Material for this task:
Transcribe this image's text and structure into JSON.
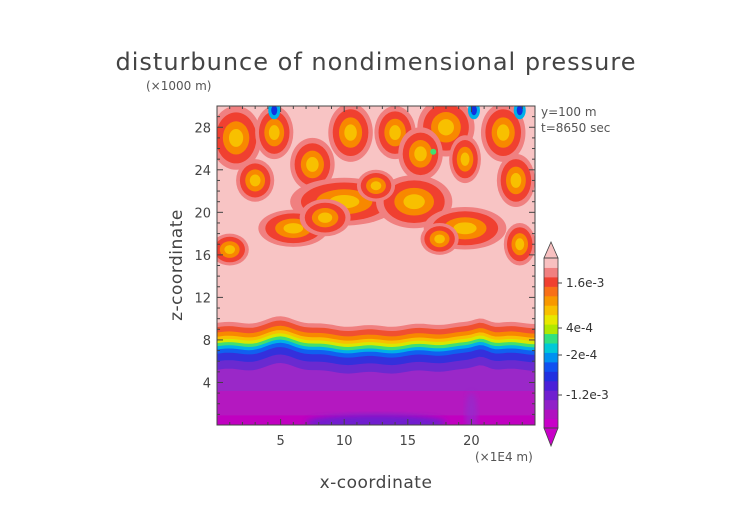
{
  "chart_data": {
    "type": "heatmap",
    "title": "disturbunce of nondimensional pressure",
    "xlabel": "x-coordinate",
    "ylabel": "z-coordinate",
    "x_unit": "(×1E4 m)",
    "y_unit": "(×1000 m)",
    "annotations": [
      "y=100 m",
      "t=8650 sec"
    ],
    "xlim": [
      0,
      25
    ],
    "ylim": [
      0,
      30
    ],
    "x_ticks": [
      5,
      10,
      15,
      20
    ],
    "x_tick_labels": [
      "5",
      "10",
      "15",
      "20"
    ],
    "y_ticks": [
      4,
      8,
      12,
      16,
      20,
      24,
      28
    ],
    "y_tick_labels": [
      "4",
      "8",
      "12",
      "16",
      "20",
      "24",
      "28"
    ],
    "colorbar": {
      "labels": [
        "1.6e-3",
        "4e-4",
        "-2e-4",
        "-1.2e-3"
      ],
      "colors": [
        "#c800c8",
        "#b010c0",
        "#9020c8",
        "#7020d0",
        "#4a20d8",
        "#2030e0",
        "#1050f0",
        "#0090f0",
        "#00c8d8",
        "#30e080",
        "#b0e800",
        "#e8e800",
        "#f8c000",
        "#f89800",
        "#f87018",
        "#f04030",
        "#f08080",
        "#f8c0c0"
      ]
    },
    "field_description": "Pressure disturbance (nondimensional) in the x-z plane; strongly negative in the lower layer (z < 7 km), sharp gradient near z ≈ 8–9 km, near-uniform positive between 10–16 km, and patchy positive cells above 16 km."
  }
}
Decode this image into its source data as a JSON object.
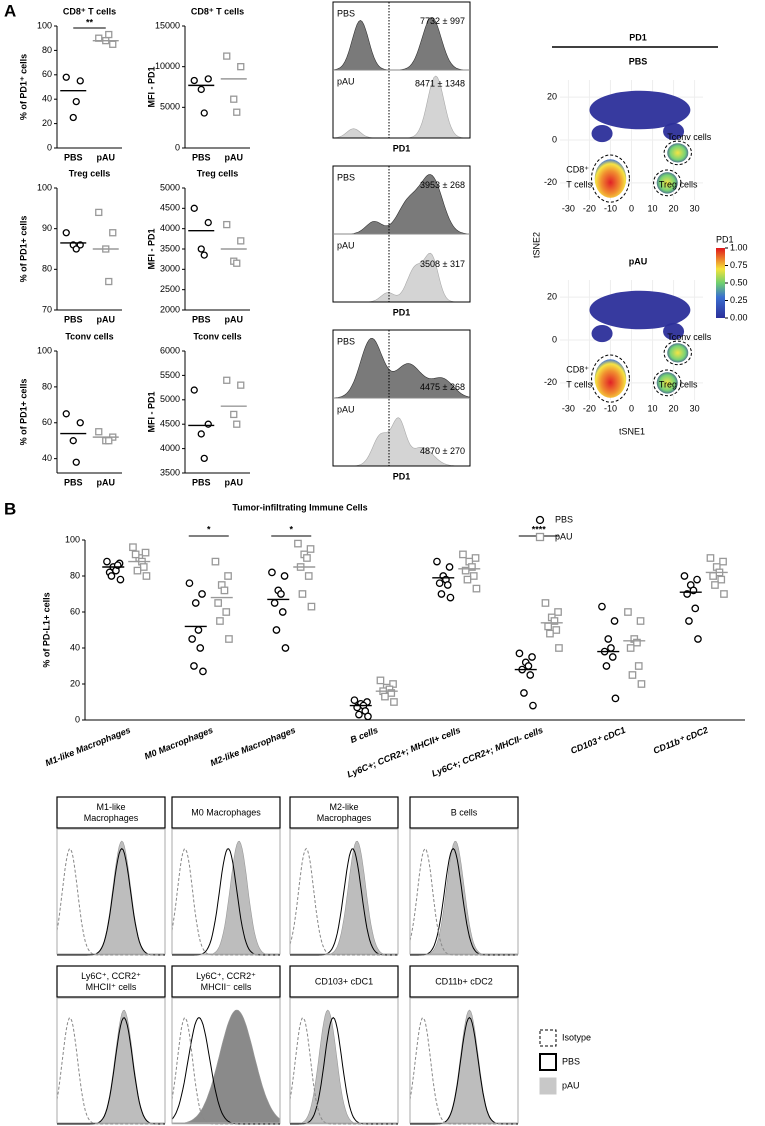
{
  "panel_labels": [
    "A",
    "B"
  ],
  "chart_data": [
    {
      "type": "dot",
      "title": "CD8⁺ T cells",
      "ylabel": "% of PD1⁺ cells",
      "categories": [
        "PBS",
        "pAU"
      ],
      "points": [
        [
          58,
          55,
          25,
          38
        ],
        [
          90,
          85,
          88,
          93
        ]
      ],
      "means": [
        47,
        88
      ],
      "colors": [
        "#000000",
        "#999999"
      ],
      "markers": [
        "circle",
        "square"
      ],
      "ylim": [
        0,
        100
      ],
      "yticks": [
        0,
        20,
        40,
        60,
        80,
        100
      ],
      "significance": "**"
    },
    {
      "type": "dot",
      "title": "CD8⁺ T cells",
      "ylabel": "MFI - PD1",
      "categories": [
        "PBS",
        "pAU"
      ],
      "points": [
        [
          8300,
          8500,
          7200,
          4300
        ],
        [
          11300,
          10000,
          6000,
          4400
        ]
      ],
      "means": [
        7700,
        8500
      ],
      "colors": [
        "#000000",
        "#999999"
      ],
      "markers": [
        "circle",
        "square"
      ],
      "ylim": [
        0,
        15000
      ],
      "yticks": [
        0,
        5000,
        10000,
        15000
      ]
    },
    {
      "type": "dot",
      "title": "Treg cells",
      "ylabel": "% of PD1+ cells",
      "categories": [
        "PBS",
        "pAU"
      ],
      "points": [
        [
          89,
          86,
          86,
          85
        ],
        [
          94,
          89,
          85,
          77
        ]
      ],
      "means": [
        86.5,
        85
      ],
      "colors": [
        "#000000",
        "#999999"
      ],
      "markers": [
        "circle",
        "square"
      ],
      "ylim": [
        70,
        100
      ],
      "yticks": [
        70,
        80,
        90,
        100
      ]
    },
    {
      "type": "dot",
      "title": "Treg cells",
      "ylabel": "MFI - PD1",
      "categories": [
        "PBS",
        "pAU"
      ],
      "points": [
        [
          4500,
          4150,
          3500,
          3350
        ],
        [
          4100,
          3700,
          3200,
          3150
        ]
      ],
      "means": [
        3950,
        3500
      ],
      "colors": [
        "#000000",
        "#999999"
      ],
      "markers": [
        "circle",
        "square"
      ],
      "ylim": [
        2000,
        5000
      ],
      "yticks": [
        2000,
        2500,
        3000,
        3500,
        4000,
        4500,
        5000
      ]
    },
    {
      "type": "dot",
      "title": "Tconv cells",
      "ylabel": "% of PD1+ cells",
      "categories": [
        "PBS",
        "pAU"
      ],
      "points": [
        [
          65,
          60,
          50,
          38
        ],
        [
          55,
          52,
          50,
          50
        ]
      ],
      "means": [
        54,
        52
      ],
      "colors": [
        "#000000",
        "#999999"
      ],
      "markers": [
        "circle",
        "square"
      ],
      "ylim": [
        32,
        100
      ],
      "yticks": [
        40,
        60,
        80,
        100
      ]
    },
    {
      "type": "dot",
      "title": "Tconv cells",
      "ylabel": "MFI - PD1",
      "categories": [
        "PBS",
        "pAU"
      ],
      "points": [
        [
          5200,
          4500,
          4300,
          3800
        ],
        [
          5400,
          5300,
          4700,
          4500
        ]
      ],
      "means": [
        4475,
        4870
      ],
      "colors": [
        "#000000",
        "#999999"
      ],
      "markers": [
        "circle",
        "square"
      ],
      "ylim": [
        3500,
        6000
      ],
      "yticks": [
        3500,
        4000,
        4500,
        5000,
        5500,
        6000
      ]
    },
    {
      "type": "grouped_dot",
      "title": "Tumor-infiltrating Immune Cells",
      "ylabel": "% of PD-L1+ cells",
      "categories": [
        "M1-like Macrophages",
        "M0 Macrophages",
        "M2-like Macrophages",
        "B cells",
        "Ly6C+; CCR2+; MHCII+ cells",
        "Ly6C+; CCR2+; MHCII- cells",
        "CD103⁺ cDC1",
        "CD11b⁺ cDC2"
      ],
      "series": [
        {
          "name": "PBS",
          "color": "#000000",
          "marker": "circle",
          "values": [
            [
              88,
              87,
              85,
              83,
              82,
              86,
              80,
              78
            ],
            [
              76,
              70,
              65,
              50,
              45,
              40,
              30,
              27
            ],
            [
              82,
              80,
              72,
              70,
              65,
              60,
              50,
              40
            ],
            [
              11,
              10,
              9,
              8,
              7,
              5,
              3,
              2
            ],
            [
              88,
              85,
              80,
              78,
              76,
              75,
              70,
              68
            ],
            [
              37,
              35,
              32,
              30,
              28,
              25,
              15,
              8
            ],
            [
              63,
              55,
              45,
              40,
              38,
              35,
              30,
              12
            ],
            [
              80,
              78,
              75,
              72,
              70,
              62,
              55,
              45
            ]
          ],
          "means": [
            85,
            52,
            67,
            8,
            79,
            28,
            38,
            71
          ]
        },
        {
          "name": "pAU",
          "color": "#999999",
          "marker": "square",
          "values": [
            [
              96,
              93,
              90,
              88,
              92,
              85,
              83,
              80
            ],
            [
              88,
              80,
              75,
              72,
              65,
              60,
              55,
              45
            ],
            [
              98,
              95,
              92,
              90,
              85,
              80,
              70,
              63
            ],
            [
              22,
              20,
              18,
              17,
              16,
              15,
              13,
              10
            ],
            [
              92,
              90,
              88,
              85,
              83,
              80,
              78,
              73
            ],
            [
              65,
              60,
              57,
              55,
              52,
              50,
              48,
              40
            ],
            [
              60,
              55,
              45,
              43,
              40,
              30,
              25,
              20
            ],
            [
              90,
              88,
              85,
              82,
              80,
              78,
              75,
              70
            ]
          ],
          "means": [
            88,
            68,
            85,
            16,
            84,
            54,
            44,
            82
          ]
        }
      ],
      "significance": [
        null,
        "*",
        "*",
        null,
        null,
        "****",
        null,
        null
      ],
      "ylim": [
        0,
        100
      ],
      "yticks": [
        0,
        20,
        40,
        60,
        80,
        100
      ],
      "legend": "upper right"
    }
  ],
  "flow_a": [
    {
      "labels": [
        "PBS",
        "pAU"
      ],
      "stats": [
        "7732 ± 997",
        "8471 ± 1348"
      ],
      "xlabel": "PD1"
    },
    {
      "labels": [
        "PBS",
        "pAU"
      ],
      "stats": [
        "3953 ± 268",
        "3508 ± 317"
      ],
      "xlabel": "PD1"
    },
    {
      "labels": [
        "PBS",
        "pAU"
      ],
      "stats": [
        "4475 ± 268",
        "4870 ± 270"
      ],
      "xlabel": "PD1"
    }
  ],
  "tsne": {
    "title": "PD1",
    "panels": [
      "PBS",
      "pAU"
    ],
    "xlabel": "tSNE1",
    "ylabel": "tSNE2",
    "xlim": [
      -34,
      34
    ],
    "ylim": [
      -28,
      28
    ],
    "xticks": [
      -30,
      -20,
      -10,
      0,
      10,
      20,
      30
    ],
    "yticks": [
      -20,
      0,
      20
    ],
    "clusters": [
      [
        "Tconv cells"
      ],
      [
        "CD8⁺",
        "T cells"
      ],
      [
        "Treg cells"
      ]
    ],
    "colorbar": {
      "title": "PD1",
      "lim": [
        0,
        1
      ],
      "ticks": [
        {
          "value": 0,
          "label": "0.00"
        },
        {
          "value": 0.25,
          "label": "0.25"
        },
        {
          "value": 0.5,
          "label": "0.50"
        },
        {
          "value": 0.75,
          "label": "0.75"
        },
        {
          "value": 1,
          "label": "1.00"
        }
      ]
    }
  },
  "flow_b": {
    "panels": [
      [
        "M1-like",
        "Macrophages"
      ],
      [
        "M0 Macrophages"
      ],
      [
        "M2-like",
        "Macrophages"
      ],
      [
        "B cells"
      ],
      [
        "Ly6C⁺, CCR2⁺",
        "MHCII⁺ cells"
      ],
      [
        "Ly6C⁺, CCR2⁺",
        "MHCII⁻ cells"
      ],
      [
        "CD103+ cDC1"
      ],
      [
        "CD11b+ cDC2"
      ]
    ],
    "legend": [
      "Isotype",
      "PBS",
      "pAU"
    ]
  }
}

Problem statement: Using the entries above, find all lines with "Macrophages". Copy them.

The answer:
        "M1-like Macrophages",
        "M0 Macrophages",
        "M2-like Macrophages",
        "Macrophages"
        "M0 Macrophages"
        "Macrophages"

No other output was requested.